• INFORMATION PROVIDED:
——

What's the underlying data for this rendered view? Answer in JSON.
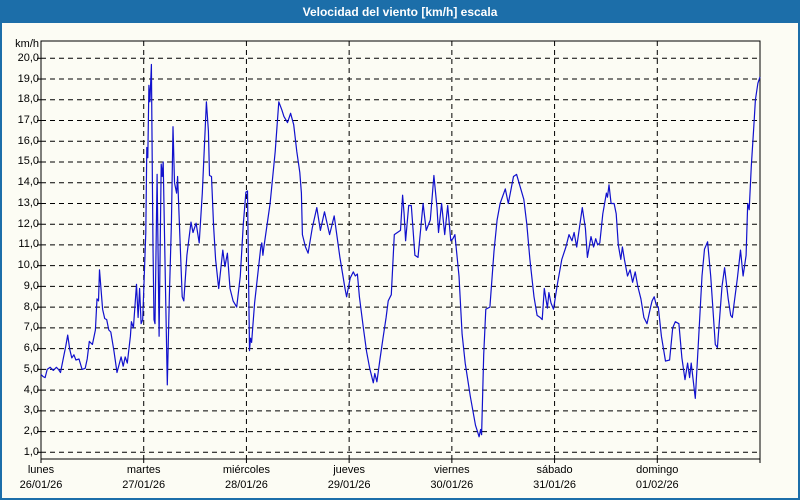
{
  "header": {
    "title": "Velocidad del viento [km/h] escala"
  },
  "colors": {
    "frame": "#1c6ea9",
    "header_bg": "#1c6ea9",
    "header_text": "#ffffff",
    "background": "#fcfcf4",
    "line": "#1111cd",
    "grid": "#000000",
    "plot_border": "#000000",
    "label_text": "#000000"
  },
  "chart_data": {
    "type": "line",
    "title": "Velocidad del viento [km/h] escala",
    "ylabel": "km/h",
    "units": "km/h",
    "grid": "dashed",
    "legend": "none",
    "ylim": [
      0.7,
      20.9
    ],
    "xlim_days": [
      0,
      7
    ],
    "y_axis": {
      "tick_values": [
        20,
        19,
        18,
        17,
        16,
        15,
        14,
        13,
        12,
        11,
        10,
        9,
        8,
        7,
        6,
        5,
        4,
        3,
        2,
        1
      ],
      "tick_labels": [
        "20,0",
        "19,0",
        "18,0",
        "17,0",
        "16,0",
        "15,0",
        "14,0",
        "13,0",
        "12,0",
        "11,0",
        "10,0",
        "9,0",
        "8,0",
        "7,0",
        "6,0",
        "5,0",
        "4,0",
        "3,0",
        "2,0",
        "1,0"
      ]
    },
    "x_axis": {
      "categories": [
        {
          "day": "lunes",
          "date": "26/01/26"
        },
        {
          "day": "martes",
          "date": "27/01/26"
        },
        {
          "day": "miércoles",
          "date": "28/01/26"
        },
        {
          "day": "jueves",
          "date": "29/01/26"
        },
        {
          "day": "viernes",
          "date": "30/01/26"
        },
        {
          "day": "sábado",
          "date": "31/01/26"
        },
        {
          "day": "domingo",
          "date": "01/02/26"
        }
      ]
    },
    "series": [
      {
        "name": "Velocidad del viento [km/h]",
        "color": "#1111cd",
        "points": [
          [
            0.0,
            4.75
          ],
          [
            0.02,
            4.65
          ],
          [
            0.04,
            4.6
          ],
          [
            0.06,
            5.0
          ],
          [
            0.09,
            5.1
          ],
          [
            0.12,
            4.95
          ],
          [
            0.15,
            5.1
          ],
          [
            0.17,
            5.0
          ],
          [
            0.19,
            4.85
          ],
          [
            0.22,
            5.6
          ],
          [
            0.24,
            6.1
          ],
          [
            0.26,
            6.65
          ],
          [
            0.28,
            5.95
          ],
          [
            0.3,
            5.55
          ],
          [
            0.32,
            5.7
          ],
          [
            0.34,
            5.45
          ],
          [
            0.37,
            5.5
          ],
          [
            0.4,
            5.0
          ],
          [
            0.43,
            5.05
          ],
          [
            0.45,
            5.5
          ],
          [
            0.47,
            6.35
          ],
          [
            0.5,
            6.2
          ],
          [
            0.53,
            6.9
          ],
          [
            0.545,
            8.4
          ],
          [
            0.56,
            8.3
          ],
          [
            0.57,
            9.8
          ],
          [
            0.6,
            7.9
          ],
          [
            0.62,
            7.45
          ],
          [
            0.64,
            7.4
          ],
          [
            0.66,
            6.9
          ],
          [
            0.68,
            6.8
          ],
          [
            0.71,
            5.9
          ],
          [
            0.74,
            4.85
          ],
          [
            0.78,
            5.6
          ],
          [
            0.8,
            5.15
          ],
          [
            0.82,
            5.6
          ],
          [
            0.84,
            5.3
          ],
          [
            0.87,
            6.6
          ],
          [
            0.88,
            7.3
          ],
          [
            0.9,
            7.0
          ],
          [
            0.93,
            9.1
          ],
          [
            0.945,
            7.5
          ],
          [
            0.96,
            8.9
          ],
          [
            0.975,
            7.2
          ],
          [
            0.99,
            7.4
          ],
          [
            1.02,
            11.6
          ],
          [
            1.03,
            15.7
          ],
          [
            1.04,
            15.2
          ],
          [
            1.05,
            18.7
          ],
          [
            1.06,
            17.9
          ],
          [
            1.075,
            19.7
          ],
          [
            1.085,
            14.0
          ],
          [
            1.09,
            10.9
          ],
          [
            1.1,
            7.4
          ],
          [
            1.11,
            7.2
          ],
          [
            1.13,
            14.4
          ],
          [
            1.15,
            6.6
          ],
          [
            1.17,
            14.9
          ],
          [
            1.18,
            14.3
          ],
          [
            1.19,
            15.0
          ],
          [
            1.21,
            9.4
          ],
          [
            1.23,
            4.25
          ],
          [
            1.25,
            8.6
          ],
          [
            1.27,
            12.0
          ],
          [
            1.285,
            16.7
          ],
          [
            1.3,
            14.0
          ],
          [
            1.32,
            13.5
          ],
          [
            1.33,
            14.3
          ],
          [
            1.355,
            11.0
          ],
          [
            1.375,
            8.5
          ],
          [
            1.39,
            8.3
          ],
          [
            1.42,
            10.5
          ],
          [
            1.46,
            12.1
          ],
          [
            1.48,
            11.6
          ],
          [
            1.51,
            12.05
          ],
          [
            1.54,
            11.1
          ],
          [
            1.57,
            13.5
          ],
          [
            1.61,
            17.9
          ],
          [
            1.63,
            16.5
          ],
          [
            1.64,
            14.35
          ],
          [
            1.66,
            14.3
          ],
          [
            1.68,
            11.9
          ],
          [
            1.7,
            10.3
          ],
          [
            1.73,
            8.9
          ],
          [
            1.77,
            10.75
          ],
          [
            1.79,
            9.95
          ],
          [
            1.815,
            10.6
          ],
          [
            1.84,
            8.9
          ],
          [
            1.87,
            8.3
          ],
          [
            1.905,
            8.0
          ],
          [
            1.94,
            9.5
          ],
          [
            1.97,
            12.0
          ],
          [
            1.995,
            13.55
          ],
          [
            2.01,
            13.6
          ],
          [
            2.03,
            5.9
          ],
          [
            2.04,
            6.5
          ],
          [
            2.05,
            6.3
          ],
          [
            2.08,
            8.2
          ],
          [
            2.14,
            10.9
          ],
          [
            2.15,
            11.1
          ],
          [
            2.16,
            10.5
          ],
          [
            2.17,
            10.9
          ],
          [
            2.23,
            13.0
          ],
          [
            2.28,
            15.5
          ],
          [
            2.315,
            17.9
          ],
          [
            2.345,
            17.5
          ],
          [
            2.365,
            17.2
          ],
          [
            2.4,
            16.9
          ],
          [
            2.43,
            17.35
          ],
          [
            2.46,
            16.8
          ],
          [
            2.49,
            15.5
          ],
          [
            2.52,
            14.5
          ],
          [
            2.535,
            13.5
          ],
          [
            2.545,
            11.5
          ],
          [
            2.575,
            10.9
          ],
          [
            2.6,
            10.6
          ],
          [
            2.64,
            11.8
          ],
          [
            2.685,
            12.8
          ],
          [
            2.72,
            11.7
          ],
          [
            2.76,
            12.6
          ],
          [
            2.81,
            11.5
          ],
          [
            2.855,
            12.4
          ],
          [
            2.91,
            10.4
          ],
          [
            2.96,
            8.9
          ],
          [
            2.975,
            8.5
          ],
          [
            3.01,
            9.4
          ],
          [
            3.04,
            9.7
          ],
          [
            3.06,
            9.5
          ],
          [
            3.08,
            9.6
          ],
          [
            3.1,
            8.5
          ],
          [
            3.14,
            6.95
          ],
          [
            3.17,
            5.85
          ],
          [
            3.2,
            5.05
          ],
          [
            3.235,
            4.35
          ],
          [
            3.25,
            4.8
          ],
          [
            3.27,
            4.4
          ],
          [
            3.3,
            5.5
          ],
          [
            3.33,
            6.5
          ],
          [
            3.36,
            7.5
          ],
          [
            3.38,
            8.3
          ],
          [
            3.41,
            8.6
          ],
          [
            3.44,
            11.5
          ],
          [
            3.47,
            11.6
          ],
          [
            3.5,
            11.7
          ],
          [
            3.52,
            13.4
          ],
          [
            3.535,
            12.5
          ],
          [
            3.55,
            11.2
          ],
          [
            3.58,
            12.9
          ],
          [
            3.605,
            12.9
          ],
          [
            3.64,
            10.5
          ],
          [
            3.67,
            10.4
          ],
          [
            3.72,
            13.0
          ],
          [
            3.75,
            11.7
          ],
          [
            3.79,
            12.2
          ],
          [
            3.825,
            14.35
          ],
          [
            3.855,
            12.8
          ],
          [
            3.87,
            11.6
          ],
          [
            3.9,
            13.0
          ],
          [
            3.93,
            11.5
          ],
          [
            3.96,
            12.9
          ],
          [
            3.99,
            11.2
          ],
          [
            4.01,
            11.3
          ],
          [
            4.03,
            11.5
          ],
          [
            4.07,
            9.5
          ],
          [
            4.1,
            6.7
          ],
          [
            4.13,
            5.3
          ],
          [
            4.18,
            3.7
          ],
          [
            4.23,
            2.3
          ],
          [
            4.25,
            2.0
          ],
          [
            4.265,
            1.75
          ],
          [
            4.28,
            2.1
          ],
          [
            4.29,
            1.85
          ],
          [
            4.31,
            5.7
          ],
          [
            4.33,
            7.9
          ],
          [
            4.37,
            8.0
          ],
          [
            4.41,
            10.7
          ],
          [
            4.44,
            12.2
          ],
          [
            4.47,
            13.0
          ],
          [
            4.52,
            13.7
          ],
          [
            4.55,
            13.0
          ],
          [
            4.6,
            14.3
          ],
          [
            4.63,
            14.4
          ],
          [
            4.66,
            13.9
          ],
          [
            4.7,
            13.2
          ],
          [
            4.73,
            12.0
          ],
          [
            4.76,
            10.3
          ],
          [
            4.8,
            8.5
          ],
          [
            4.83,
            7.6
          ],
          [
            4.86,
            7.5
          ],
          [
            4.88,
            7.4
          ],
          [
            4.9,
            8.9
          ],
          [
            4.93,
            7.95
          ],
          [
            4.945,
            8.7
          ],
          [
            4.965,
            8.2
          ],
          [
            4.99,
            7.9
          ],
          [
            5.03,
            9.2
          ],
          [
            5.07,
            10.3
          ],
          [
            5.11,
            10.9
          ],
          [
            5.14,
            11.5
          ],
          [
            5.17,
            11.2
          ],
          [
            5.19,
            11.6
          ],
          [
            5.215,
            10.9
          ],
          [
            5.27,
            12.8
          ],
          [
            5.3,
            11.8
          ],
          [
            5.32,
            10.4
          ],
          [
            5.355,
            11.4
          ],
          [
            5.38,
            10.9
          ],
          [
            5.4,
            11.3
          ],
          [
            5.42,
            11.0
          ],
          [
            5.44,
            11.1
          ],
          [
            5.47,
            12.5
          ],
          [
            5.505,
            13.5
          ],
          [
            5.515,
            13.3
          ],
          [
            5.53,
            13.9
          ],
          [
            5.55,
            13.0
          ],
          [
            5.58,
            13.0
          ],
          [
            5.6,
            12.5
          ],
          [
            5.62,
            11.0
          ],
          [
            5.645,
            10.3
          ],
          [
            5.66,
            10.9
          ],
          [
            5.68,
            10.3
          ],
          [
            5.71,
            9.5
          ],
          [
            5.735,
            9.8
          ],
          [
            5.76,
            9.2
          ],
          [
            5.785,
            9.7
          ],
          [
            5.81,
            9.0
          ],
          [
            5.84,
            8.4
          ],
          [
            5.87,
            7.5
          ],
          [
            5.9,
            7.2
          ],
          [
            5.93,
            7.9
          ],
          [
            5.95,
            8.3
          ],
          [
            5.97,
            8.5
          ],
          [
            5.99,
            8.1
          ],
          [
            6.01,
            8.0
          ],
          [
            6.04,
            6.6
          ],
          [
            6.08,
            5.4
          ],
          [
            6.12,
            5.45
          ],
          [
            6.15,
            7.0
          ],
          [
            6.175,
            7.3
          ],
          [
            6.21,
            7.2
          ],
          [
            6.24,
            5.55
          ],
          [
            6.27,
            4.5
          ],
          [
            6.295,
            5.3
          ],
          [
            6.315,
            4.6
          ],
          [
            6.33,
            5.3
          ],
          [
            6.37,
            3.6
          ],
          [
            6.4,
            6.3
          ],
          [
            6.435,
            9.5
          ],
          [
            6.46,
            10.8
          ],
          [
            6.49,
            11.15
          ],
          [
            6.52,
            9.5
          ],
          [
            6.565,
            6.2
          ],
          [
            6.585,
            6.05
          ],
          [
            6.63,
            9.0
          ],
          [
            6.655,
            9.9
          ],
          [
            6.69,
            8.4
          ],
          [
            6.715,
            7.6
          ],
          [
            6.73,
            7.5
          ],
          [
            6.78,
            9.4
          ],
          [
            6.81,
            10.75
          ],
          [
            6.835,
            9.5
          ],
          [
            6.865,
            10.5
          ],
          [
            6.88,
            13.0
          ],
          [
            6.895,
            12.7
          ],
          [
            6.915,
            14.8
          ],
          [
            6.94,
            16.7
          ],
          [
            6.955,
            18.0
          ],
          [
            6.98,
            18.8
          ],
          [
            7.0,
            19.1
          ]
        ]
      }
    ]
  }
}
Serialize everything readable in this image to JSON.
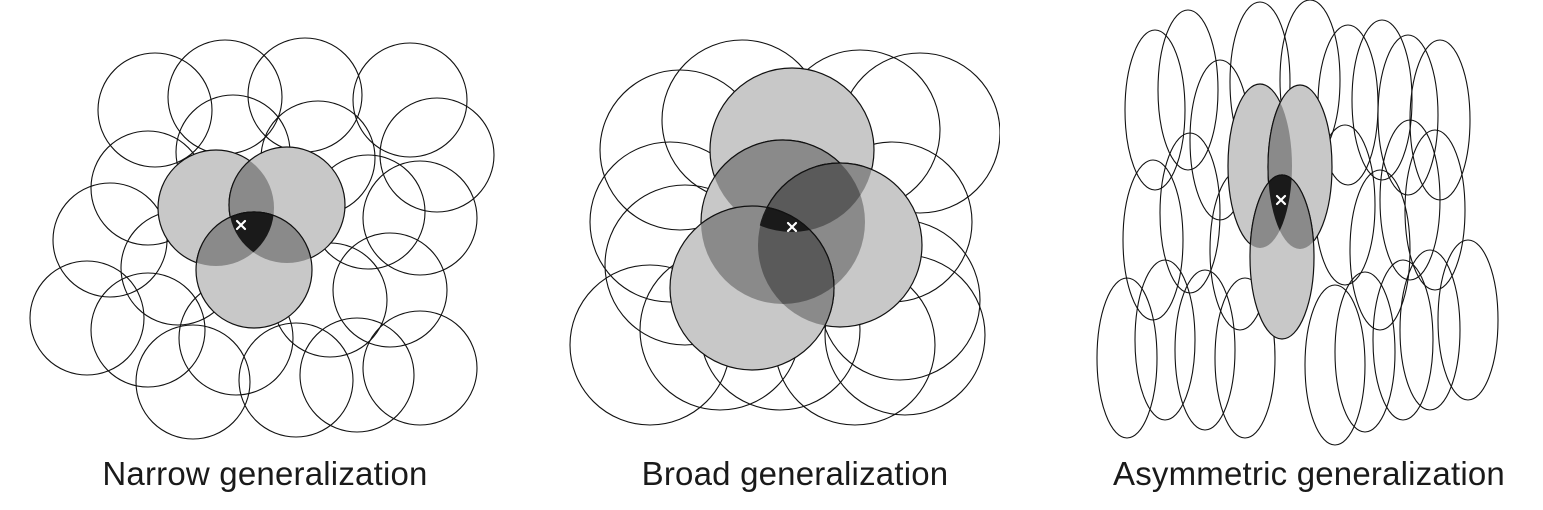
{
  "panels": [
    {
      "caption": "Narrow generalization",
      "icon": "x-marker"
    },
    {
      "caption": "Broad generalization",
      "icon": "x-marker"
    },
    {
      "caption": "Asymmetric generalization",
      "icon": "x-marker"
    }
  ],
  "colors": {
    "outline": "#111111",
    "fill_light": "#c8c8c8",
    "fill_medium": "#8a8a8a",
    "fill_dark": "#5a5a5a",
    "fill_core": "#1a1a1a",
    "marker": "#ffffff"
  }
}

——

• DIRECTIONS FOR THIS TASK:
Count the lines above in which the word "date" appears, then state only that count.

• IN RESPONSE:
7